— start MATERIAL —

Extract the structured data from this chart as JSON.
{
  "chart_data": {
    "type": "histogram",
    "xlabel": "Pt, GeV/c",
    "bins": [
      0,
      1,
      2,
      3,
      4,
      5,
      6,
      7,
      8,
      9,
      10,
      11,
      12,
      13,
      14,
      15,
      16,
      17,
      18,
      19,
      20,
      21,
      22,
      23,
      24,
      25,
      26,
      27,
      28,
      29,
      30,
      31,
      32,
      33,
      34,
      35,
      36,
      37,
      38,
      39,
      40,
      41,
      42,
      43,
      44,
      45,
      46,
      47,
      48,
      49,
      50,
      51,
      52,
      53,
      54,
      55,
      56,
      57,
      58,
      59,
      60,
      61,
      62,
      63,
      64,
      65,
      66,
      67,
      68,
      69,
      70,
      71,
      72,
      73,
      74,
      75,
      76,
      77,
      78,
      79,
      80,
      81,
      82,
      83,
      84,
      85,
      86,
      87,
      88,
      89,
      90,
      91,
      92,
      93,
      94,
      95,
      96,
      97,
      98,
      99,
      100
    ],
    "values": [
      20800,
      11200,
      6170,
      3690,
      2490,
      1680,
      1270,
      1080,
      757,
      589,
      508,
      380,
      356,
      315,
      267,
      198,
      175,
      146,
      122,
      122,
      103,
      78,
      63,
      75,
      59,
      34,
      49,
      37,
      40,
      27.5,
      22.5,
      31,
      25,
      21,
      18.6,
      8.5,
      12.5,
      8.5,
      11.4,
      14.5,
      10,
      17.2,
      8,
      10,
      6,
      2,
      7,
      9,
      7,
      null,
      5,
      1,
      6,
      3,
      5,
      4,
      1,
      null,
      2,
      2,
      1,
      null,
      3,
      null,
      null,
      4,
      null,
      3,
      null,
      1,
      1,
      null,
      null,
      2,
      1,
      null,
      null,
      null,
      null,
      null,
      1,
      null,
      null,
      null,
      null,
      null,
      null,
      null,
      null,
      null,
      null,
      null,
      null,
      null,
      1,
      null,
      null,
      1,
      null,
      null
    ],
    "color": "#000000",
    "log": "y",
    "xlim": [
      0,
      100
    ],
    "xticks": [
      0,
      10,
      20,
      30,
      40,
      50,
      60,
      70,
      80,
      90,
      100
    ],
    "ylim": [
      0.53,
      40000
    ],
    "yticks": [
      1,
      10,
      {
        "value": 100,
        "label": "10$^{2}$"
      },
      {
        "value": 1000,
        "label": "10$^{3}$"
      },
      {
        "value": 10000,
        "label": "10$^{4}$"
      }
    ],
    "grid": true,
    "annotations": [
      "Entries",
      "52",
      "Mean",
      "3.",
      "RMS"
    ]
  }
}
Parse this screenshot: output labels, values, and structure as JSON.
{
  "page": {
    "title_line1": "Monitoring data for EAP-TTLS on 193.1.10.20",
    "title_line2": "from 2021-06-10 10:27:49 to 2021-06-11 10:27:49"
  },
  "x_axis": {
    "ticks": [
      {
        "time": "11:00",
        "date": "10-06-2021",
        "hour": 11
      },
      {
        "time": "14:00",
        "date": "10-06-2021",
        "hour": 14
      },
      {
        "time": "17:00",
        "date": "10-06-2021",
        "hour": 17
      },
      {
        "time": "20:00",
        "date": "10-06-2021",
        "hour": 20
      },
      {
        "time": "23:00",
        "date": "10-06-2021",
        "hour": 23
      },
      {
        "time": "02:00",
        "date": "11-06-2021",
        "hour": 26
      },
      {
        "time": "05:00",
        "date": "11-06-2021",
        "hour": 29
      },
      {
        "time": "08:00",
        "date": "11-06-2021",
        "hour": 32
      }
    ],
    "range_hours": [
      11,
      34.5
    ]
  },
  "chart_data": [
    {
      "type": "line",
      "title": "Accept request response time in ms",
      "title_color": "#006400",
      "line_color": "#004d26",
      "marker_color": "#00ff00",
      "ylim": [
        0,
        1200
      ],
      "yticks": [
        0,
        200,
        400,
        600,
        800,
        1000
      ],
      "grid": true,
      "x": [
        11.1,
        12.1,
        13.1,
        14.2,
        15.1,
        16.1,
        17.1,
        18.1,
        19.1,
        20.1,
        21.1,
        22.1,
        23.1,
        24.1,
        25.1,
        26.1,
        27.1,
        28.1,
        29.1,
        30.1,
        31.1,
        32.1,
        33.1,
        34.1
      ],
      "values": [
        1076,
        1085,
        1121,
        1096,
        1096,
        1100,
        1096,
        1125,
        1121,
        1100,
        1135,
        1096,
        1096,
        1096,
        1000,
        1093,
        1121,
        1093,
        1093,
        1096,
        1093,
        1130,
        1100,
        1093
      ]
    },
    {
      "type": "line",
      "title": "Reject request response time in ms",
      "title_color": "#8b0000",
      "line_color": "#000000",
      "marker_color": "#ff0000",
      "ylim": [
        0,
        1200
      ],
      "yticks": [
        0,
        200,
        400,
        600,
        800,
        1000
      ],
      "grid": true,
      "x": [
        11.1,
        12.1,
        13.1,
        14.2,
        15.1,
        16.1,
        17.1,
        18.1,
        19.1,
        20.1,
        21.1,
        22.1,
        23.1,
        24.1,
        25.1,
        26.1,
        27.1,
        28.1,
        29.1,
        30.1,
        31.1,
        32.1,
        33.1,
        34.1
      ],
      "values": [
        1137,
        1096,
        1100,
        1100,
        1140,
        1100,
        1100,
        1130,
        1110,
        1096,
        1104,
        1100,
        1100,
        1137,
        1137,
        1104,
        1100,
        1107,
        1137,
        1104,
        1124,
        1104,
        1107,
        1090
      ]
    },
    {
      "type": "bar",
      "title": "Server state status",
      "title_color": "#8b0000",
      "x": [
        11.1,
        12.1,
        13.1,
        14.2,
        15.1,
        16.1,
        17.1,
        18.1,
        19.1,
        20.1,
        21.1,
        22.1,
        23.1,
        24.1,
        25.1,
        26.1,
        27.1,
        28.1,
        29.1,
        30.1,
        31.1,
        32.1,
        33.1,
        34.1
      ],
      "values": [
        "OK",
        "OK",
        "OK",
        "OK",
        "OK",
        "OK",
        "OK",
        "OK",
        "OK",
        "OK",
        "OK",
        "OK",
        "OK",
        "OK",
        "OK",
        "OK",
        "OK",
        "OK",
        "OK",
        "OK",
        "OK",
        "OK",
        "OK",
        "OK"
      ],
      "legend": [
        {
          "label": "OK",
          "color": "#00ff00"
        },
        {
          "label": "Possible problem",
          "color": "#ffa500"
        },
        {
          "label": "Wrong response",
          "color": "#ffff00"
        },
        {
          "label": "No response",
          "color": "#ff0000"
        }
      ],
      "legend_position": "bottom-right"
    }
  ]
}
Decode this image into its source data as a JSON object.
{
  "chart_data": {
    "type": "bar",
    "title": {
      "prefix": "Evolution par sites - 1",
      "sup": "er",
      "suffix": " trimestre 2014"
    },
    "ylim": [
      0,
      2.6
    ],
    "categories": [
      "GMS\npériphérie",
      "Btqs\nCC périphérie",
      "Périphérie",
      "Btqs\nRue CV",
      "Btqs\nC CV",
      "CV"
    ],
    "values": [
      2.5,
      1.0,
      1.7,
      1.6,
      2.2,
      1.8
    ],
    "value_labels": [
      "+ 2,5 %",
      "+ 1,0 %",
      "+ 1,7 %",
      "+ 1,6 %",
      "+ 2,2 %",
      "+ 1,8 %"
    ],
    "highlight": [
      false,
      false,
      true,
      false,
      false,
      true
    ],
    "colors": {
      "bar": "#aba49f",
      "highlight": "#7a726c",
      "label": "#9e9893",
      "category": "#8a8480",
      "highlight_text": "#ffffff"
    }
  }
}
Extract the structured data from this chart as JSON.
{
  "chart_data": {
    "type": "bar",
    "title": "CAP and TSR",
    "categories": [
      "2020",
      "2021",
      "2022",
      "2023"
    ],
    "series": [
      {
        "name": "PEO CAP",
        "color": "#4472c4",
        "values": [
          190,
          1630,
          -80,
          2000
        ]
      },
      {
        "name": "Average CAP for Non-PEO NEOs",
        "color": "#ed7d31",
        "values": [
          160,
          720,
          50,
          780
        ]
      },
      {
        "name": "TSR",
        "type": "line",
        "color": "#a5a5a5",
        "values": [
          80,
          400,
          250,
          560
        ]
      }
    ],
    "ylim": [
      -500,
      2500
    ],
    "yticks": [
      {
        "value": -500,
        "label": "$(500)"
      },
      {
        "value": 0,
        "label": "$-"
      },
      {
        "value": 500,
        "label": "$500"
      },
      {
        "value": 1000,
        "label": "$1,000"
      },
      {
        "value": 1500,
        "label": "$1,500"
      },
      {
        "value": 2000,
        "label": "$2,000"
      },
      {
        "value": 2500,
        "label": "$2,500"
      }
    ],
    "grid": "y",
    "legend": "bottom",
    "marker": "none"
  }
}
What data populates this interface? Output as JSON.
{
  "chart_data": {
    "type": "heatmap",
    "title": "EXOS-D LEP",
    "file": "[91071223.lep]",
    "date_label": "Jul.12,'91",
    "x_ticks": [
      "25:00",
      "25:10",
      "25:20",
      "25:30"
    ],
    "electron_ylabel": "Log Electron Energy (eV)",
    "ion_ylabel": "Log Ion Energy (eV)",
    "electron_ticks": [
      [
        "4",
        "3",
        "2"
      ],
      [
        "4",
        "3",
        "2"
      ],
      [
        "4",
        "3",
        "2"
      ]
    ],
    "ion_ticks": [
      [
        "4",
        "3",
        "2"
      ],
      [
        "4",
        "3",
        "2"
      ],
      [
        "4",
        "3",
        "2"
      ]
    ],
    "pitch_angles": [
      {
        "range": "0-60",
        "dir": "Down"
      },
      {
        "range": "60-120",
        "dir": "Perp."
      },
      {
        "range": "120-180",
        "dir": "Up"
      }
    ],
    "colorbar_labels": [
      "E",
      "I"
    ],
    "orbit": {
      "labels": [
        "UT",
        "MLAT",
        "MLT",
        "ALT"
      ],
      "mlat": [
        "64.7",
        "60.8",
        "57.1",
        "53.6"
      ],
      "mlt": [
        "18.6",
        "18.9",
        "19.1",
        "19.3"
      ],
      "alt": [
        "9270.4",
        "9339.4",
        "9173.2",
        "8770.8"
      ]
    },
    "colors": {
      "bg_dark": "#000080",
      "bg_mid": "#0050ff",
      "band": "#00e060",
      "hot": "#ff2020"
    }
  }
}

— end MATERIAL —

• WHAT IS BEING ASKED:
Scan the material and collect every line that contains "response".

• CORRECT RESULT:
      "title": "Accept request response time in ms",
      "title": "Reject request response time in ms",
          "label": "Wrong response",
          "label": "No response",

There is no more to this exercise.